BEGIN Supplied data

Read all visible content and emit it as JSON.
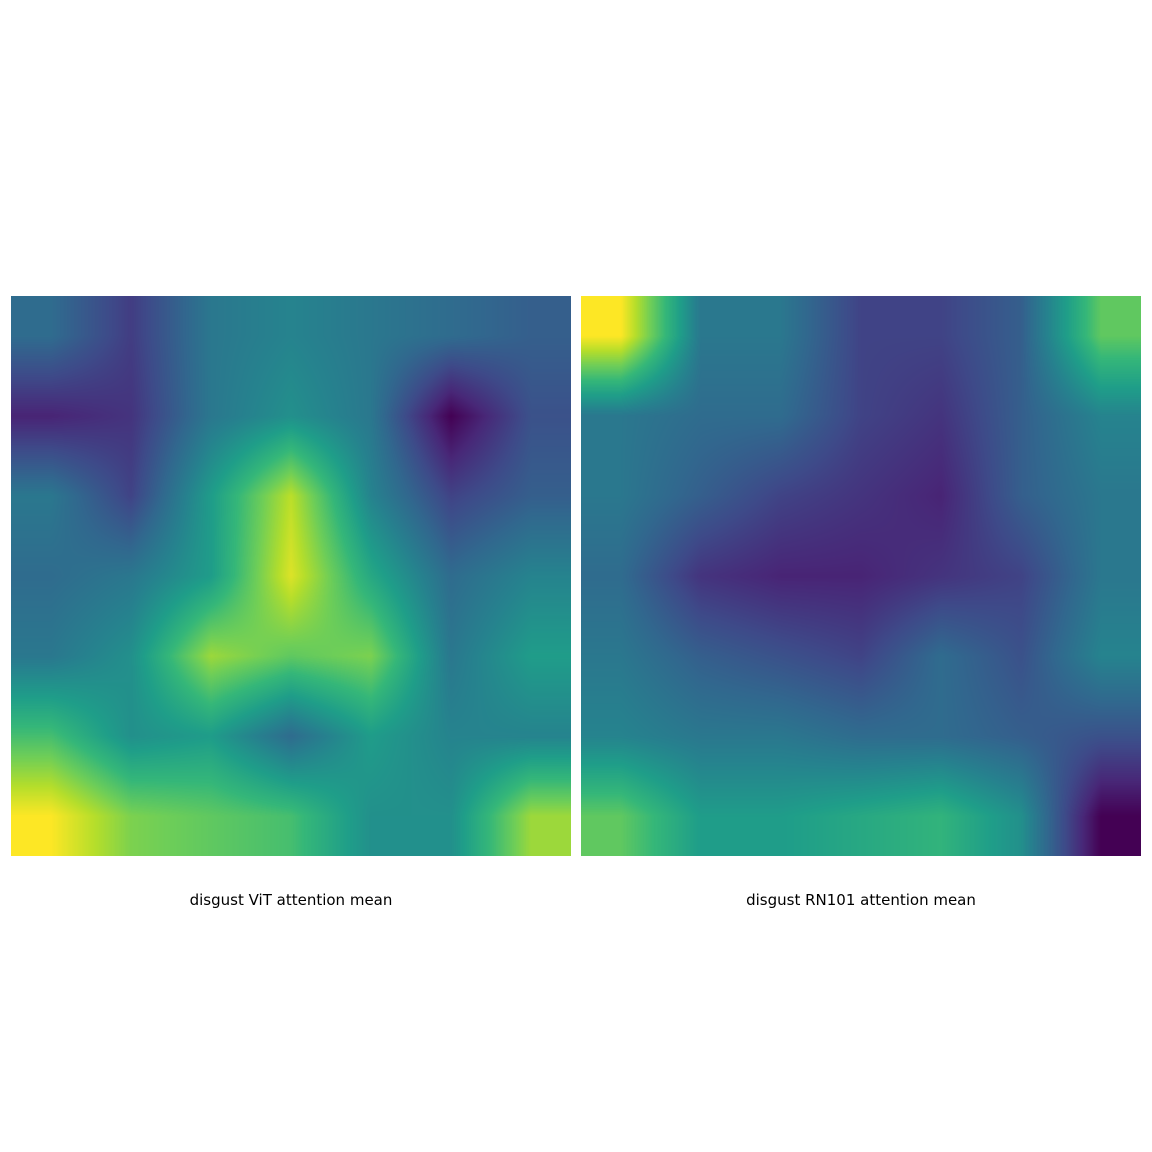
{
  "chart_data": [
    {
      "type": "heatmap",
      "title": "disgust ViT attention mean",
      "colormap": "viridis",
      "grid": false,
      "axes": "off",
      "values": [
        [
          0.35,
          0.18,
          0.4,
          0.45,
          0.4,
          0.35,
          0.3
        ],
        [
          0.1,
          0.15,
          0.4,
          0.5,
          0.4,
          0.0,
          0.25
        ],
        [
          0.4,
          0.2,
          0.55,
          0.9,
          0.45,
          0.2,
          0.3
        ],
        [
          0.35,
          0.4,
          0.55,
          0.95,
          0.6,
          0.35,
          0.45
        ],
        [
          0.4,
          0.5,
          0.85,
          0.75,
          0.8,
          0.4,
          0.55
        ],
        [
          0.7,
          0.5,
          0.55,
          0.35,
          0.55,
          0.45,
          0.45
        ],
        [
          1.0,
          0.8,
          0.75,
          0.7,
          0.5,
          0.5,
          0.85
        ]
      ]
    },
    {
      "type": "heatmap",
      "title": "disgust RN101 attention mean",
      "colormap": "viridis",
      "grid": false,
      "axes": "off",
      "values": [
        [
          1.0,
          0.4,
          0.4,
          0.2,
          0.2,
          0.3,
          0.75
        ],
        [
          0.4,
          0.35,
          0.35,
          0.2,
          0.15,
          0.3,
          0.45
        ],
        [
          0.4,
          0.3,
          0.2,
          0.15,
          0.1,
          0.3,
          0.4
        ],
        [
          0.35,
          0.15,
          0.1,
          0.1,
          0.15,
          0.2,
          0.4
        ],
        [
          0.4,
          0.3,
          0.25,
          0.2,
          0.35,
          0.25,
          0.45
        ],
        [
          0.45,
          0.4,
          0.4,
          0.35,
          0.35,
          0.3,
          0.25
        ],
        [
          0.75,
          0.55,
          0.55,
          0.6,
          0.65,
          0.5,
          0.0
        ]
      ]
    }
  ]
}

END Supplied data

* Exercise objective: Find the string "mean" in the listing and return every line that holds it.

* The result:
      "title": "disgust ViT attention mean",
      "title": "disgust RN101 attention mean",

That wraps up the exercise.